* start SOURCE DATA *

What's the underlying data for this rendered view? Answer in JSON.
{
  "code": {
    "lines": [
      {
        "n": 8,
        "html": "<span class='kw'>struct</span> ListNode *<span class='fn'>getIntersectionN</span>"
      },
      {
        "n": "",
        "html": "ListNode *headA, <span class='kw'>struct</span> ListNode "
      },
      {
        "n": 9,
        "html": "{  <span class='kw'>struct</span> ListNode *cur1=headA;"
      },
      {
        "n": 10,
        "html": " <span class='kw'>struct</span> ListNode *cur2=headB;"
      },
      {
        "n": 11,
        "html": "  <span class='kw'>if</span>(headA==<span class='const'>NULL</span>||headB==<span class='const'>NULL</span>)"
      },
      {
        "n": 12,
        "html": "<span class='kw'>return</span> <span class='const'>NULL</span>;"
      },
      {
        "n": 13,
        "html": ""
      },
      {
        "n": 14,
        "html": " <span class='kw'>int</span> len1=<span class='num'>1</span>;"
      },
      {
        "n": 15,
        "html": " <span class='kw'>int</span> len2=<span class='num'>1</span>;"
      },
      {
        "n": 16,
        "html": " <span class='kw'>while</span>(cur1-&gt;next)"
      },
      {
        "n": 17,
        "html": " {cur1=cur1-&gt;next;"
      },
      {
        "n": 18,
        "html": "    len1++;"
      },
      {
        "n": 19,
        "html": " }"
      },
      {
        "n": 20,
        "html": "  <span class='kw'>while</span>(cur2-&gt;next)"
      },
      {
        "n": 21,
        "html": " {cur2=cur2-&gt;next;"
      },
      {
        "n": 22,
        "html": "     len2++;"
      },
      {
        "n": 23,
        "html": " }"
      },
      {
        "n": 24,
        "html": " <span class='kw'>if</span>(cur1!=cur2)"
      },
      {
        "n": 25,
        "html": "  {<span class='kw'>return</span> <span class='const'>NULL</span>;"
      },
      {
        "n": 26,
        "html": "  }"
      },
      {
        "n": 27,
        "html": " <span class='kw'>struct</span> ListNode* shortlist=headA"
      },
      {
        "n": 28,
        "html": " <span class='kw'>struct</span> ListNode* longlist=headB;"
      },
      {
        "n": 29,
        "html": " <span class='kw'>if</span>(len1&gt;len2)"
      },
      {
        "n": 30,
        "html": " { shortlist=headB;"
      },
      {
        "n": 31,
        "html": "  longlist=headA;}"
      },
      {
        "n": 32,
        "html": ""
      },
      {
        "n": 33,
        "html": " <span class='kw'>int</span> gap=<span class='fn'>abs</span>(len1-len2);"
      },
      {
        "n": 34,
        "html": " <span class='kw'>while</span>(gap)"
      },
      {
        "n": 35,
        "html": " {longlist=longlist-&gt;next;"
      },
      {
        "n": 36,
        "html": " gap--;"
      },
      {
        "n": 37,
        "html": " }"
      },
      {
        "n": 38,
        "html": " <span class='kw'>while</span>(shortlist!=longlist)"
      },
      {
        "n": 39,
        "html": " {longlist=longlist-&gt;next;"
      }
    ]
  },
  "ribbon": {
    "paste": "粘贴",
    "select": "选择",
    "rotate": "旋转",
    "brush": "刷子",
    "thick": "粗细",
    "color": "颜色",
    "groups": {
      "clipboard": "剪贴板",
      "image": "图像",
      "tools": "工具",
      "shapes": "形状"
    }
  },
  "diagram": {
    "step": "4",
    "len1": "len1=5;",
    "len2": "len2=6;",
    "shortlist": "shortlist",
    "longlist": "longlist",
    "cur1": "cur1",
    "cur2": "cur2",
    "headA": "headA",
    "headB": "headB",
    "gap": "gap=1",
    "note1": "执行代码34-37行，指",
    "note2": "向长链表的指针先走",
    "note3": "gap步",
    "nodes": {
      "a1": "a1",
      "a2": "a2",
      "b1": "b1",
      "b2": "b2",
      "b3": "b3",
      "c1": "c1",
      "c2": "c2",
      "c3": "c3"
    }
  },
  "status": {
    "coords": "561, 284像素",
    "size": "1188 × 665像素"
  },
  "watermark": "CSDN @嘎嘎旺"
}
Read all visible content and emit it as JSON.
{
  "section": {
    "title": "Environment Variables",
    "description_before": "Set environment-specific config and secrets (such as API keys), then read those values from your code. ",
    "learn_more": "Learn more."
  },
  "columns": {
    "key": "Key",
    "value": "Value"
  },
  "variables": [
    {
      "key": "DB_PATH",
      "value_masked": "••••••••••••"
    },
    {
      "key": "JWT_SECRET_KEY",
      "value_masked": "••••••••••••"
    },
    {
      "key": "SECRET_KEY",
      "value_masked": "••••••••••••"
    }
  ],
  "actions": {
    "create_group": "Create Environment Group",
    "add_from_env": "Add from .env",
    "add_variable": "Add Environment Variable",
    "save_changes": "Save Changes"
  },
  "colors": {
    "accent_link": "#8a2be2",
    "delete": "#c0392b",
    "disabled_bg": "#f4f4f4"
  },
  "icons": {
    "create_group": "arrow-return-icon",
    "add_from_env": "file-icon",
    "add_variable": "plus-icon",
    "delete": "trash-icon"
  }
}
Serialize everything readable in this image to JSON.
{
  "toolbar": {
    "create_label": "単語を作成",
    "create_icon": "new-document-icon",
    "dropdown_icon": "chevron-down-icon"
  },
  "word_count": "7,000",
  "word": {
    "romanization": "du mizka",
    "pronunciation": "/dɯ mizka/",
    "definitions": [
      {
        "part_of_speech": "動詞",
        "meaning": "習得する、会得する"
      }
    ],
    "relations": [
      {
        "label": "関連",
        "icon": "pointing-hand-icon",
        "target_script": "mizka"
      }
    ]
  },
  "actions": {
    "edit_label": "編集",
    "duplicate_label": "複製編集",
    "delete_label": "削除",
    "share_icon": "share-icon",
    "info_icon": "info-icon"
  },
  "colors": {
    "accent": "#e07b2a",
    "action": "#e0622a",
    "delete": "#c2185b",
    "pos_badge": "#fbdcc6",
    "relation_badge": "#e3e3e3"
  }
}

* end SOURCE DATA *
* start SOURCE DATA *

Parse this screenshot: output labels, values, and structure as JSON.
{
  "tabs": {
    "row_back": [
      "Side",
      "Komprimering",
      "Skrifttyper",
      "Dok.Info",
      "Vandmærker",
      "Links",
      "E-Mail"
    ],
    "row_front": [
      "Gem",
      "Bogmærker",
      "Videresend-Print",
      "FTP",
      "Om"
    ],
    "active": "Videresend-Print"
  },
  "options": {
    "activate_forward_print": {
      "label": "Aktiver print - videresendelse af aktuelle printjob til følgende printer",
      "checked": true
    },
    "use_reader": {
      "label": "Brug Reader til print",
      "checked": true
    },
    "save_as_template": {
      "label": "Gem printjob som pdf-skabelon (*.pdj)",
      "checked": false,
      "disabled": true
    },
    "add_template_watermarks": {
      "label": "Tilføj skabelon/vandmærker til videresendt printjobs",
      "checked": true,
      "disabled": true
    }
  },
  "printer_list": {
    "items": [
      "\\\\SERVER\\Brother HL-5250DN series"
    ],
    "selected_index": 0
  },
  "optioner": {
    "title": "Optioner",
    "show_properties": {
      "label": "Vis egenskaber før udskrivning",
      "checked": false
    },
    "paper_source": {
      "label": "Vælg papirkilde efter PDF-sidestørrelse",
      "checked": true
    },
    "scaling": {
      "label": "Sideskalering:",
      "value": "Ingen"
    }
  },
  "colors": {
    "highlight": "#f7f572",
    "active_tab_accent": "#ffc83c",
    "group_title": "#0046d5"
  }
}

* end SOURCE DATA *
* start SOURCE DATA *

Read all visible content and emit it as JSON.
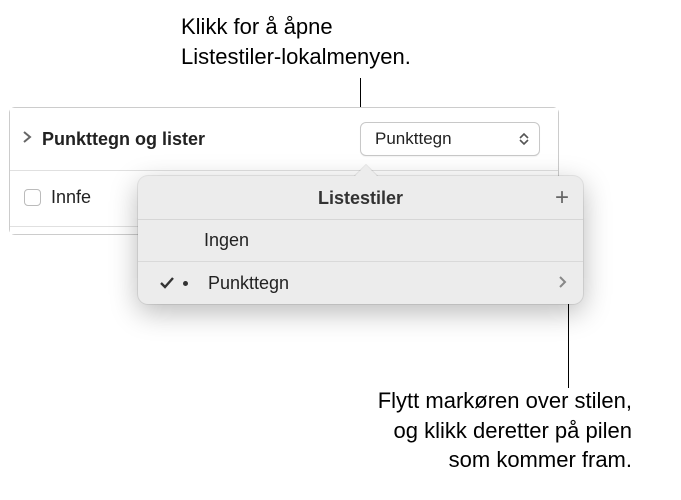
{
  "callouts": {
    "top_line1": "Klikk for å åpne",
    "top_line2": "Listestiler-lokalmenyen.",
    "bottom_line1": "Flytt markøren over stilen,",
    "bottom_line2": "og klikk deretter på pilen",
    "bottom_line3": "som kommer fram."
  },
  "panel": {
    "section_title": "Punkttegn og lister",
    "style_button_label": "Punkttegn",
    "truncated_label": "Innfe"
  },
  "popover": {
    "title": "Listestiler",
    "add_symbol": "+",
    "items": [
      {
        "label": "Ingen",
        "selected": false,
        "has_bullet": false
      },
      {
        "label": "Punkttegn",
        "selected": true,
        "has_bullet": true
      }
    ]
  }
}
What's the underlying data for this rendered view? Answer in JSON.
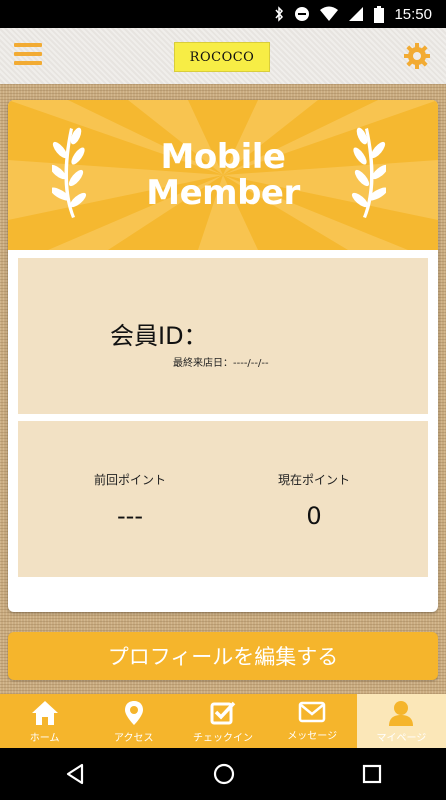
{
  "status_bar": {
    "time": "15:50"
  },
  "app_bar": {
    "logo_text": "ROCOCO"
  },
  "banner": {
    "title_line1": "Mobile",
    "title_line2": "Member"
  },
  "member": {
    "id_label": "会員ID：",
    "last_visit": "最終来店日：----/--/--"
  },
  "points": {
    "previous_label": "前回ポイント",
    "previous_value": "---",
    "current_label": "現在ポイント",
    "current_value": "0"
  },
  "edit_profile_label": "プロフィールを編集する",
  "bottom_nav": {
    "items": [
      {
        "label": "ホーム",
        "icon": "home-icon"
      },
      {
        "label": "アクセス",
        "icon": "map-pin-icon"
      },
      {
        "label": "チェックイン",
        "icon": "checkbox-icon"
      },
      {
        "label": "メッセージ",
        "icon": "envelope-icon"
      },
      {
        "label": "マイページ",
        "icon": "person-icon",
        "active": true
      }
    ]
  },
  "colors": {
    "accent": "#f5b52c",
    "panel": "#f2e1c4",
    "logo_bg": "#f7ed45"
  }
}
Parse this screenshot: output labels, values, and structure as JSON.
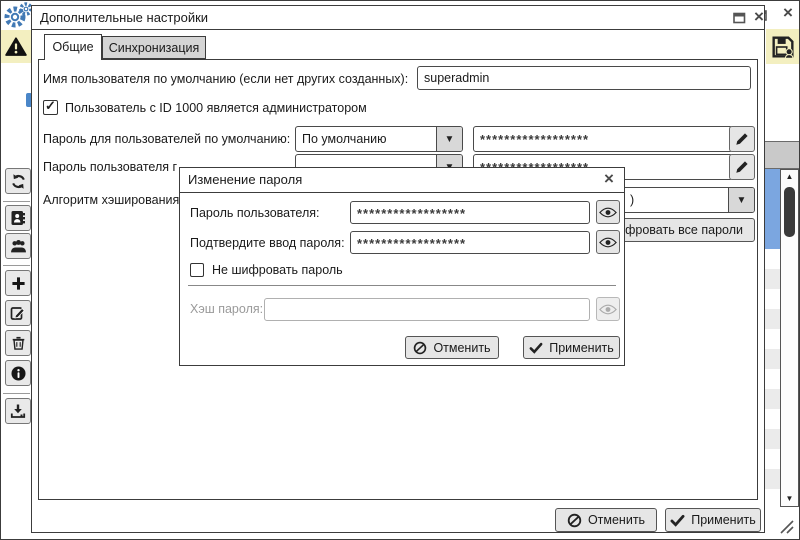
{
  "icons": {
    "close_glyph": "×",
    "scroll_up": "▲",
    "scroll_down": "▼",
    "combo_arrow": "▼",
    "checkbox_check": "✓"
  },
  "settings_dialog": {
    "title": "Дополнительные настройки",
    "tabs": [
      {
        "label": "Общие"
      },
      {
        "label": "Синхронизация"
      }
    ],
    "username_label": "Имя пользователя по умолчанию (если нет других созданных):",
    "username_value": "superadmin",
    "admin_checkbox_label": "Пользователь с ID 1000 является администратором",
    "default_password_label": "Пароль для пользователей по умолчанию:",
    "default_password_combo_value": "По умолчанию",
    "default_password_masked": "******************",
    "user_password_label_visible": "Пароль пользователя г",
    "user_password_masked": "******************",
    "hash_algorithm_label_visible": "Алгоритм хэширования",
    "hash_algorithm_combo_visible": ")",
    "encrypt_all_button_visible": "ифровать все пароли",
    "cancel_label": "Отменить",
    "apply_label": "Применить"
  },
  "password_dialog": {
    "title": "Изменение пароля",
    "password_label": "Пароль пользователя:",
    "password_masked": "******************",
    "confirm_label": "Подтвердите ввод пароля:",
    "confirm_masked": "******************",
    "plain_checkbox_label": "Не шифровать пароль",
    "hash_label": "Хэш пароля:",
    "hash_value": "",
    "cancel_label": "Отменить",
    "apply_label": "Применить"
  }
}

* end SOURCE DATA *

SET EXERCISE —
Search the listing for the word "умолчанию". Copy every line in which it occurs.

RESPONSE —
    "username_label": "Имя пользователя по умолчанию (если нет других созданных):",
    "default_password_label": "Пароль для пользователей по умолчанию:",
    "default_password_combo_value": "По умолчанию",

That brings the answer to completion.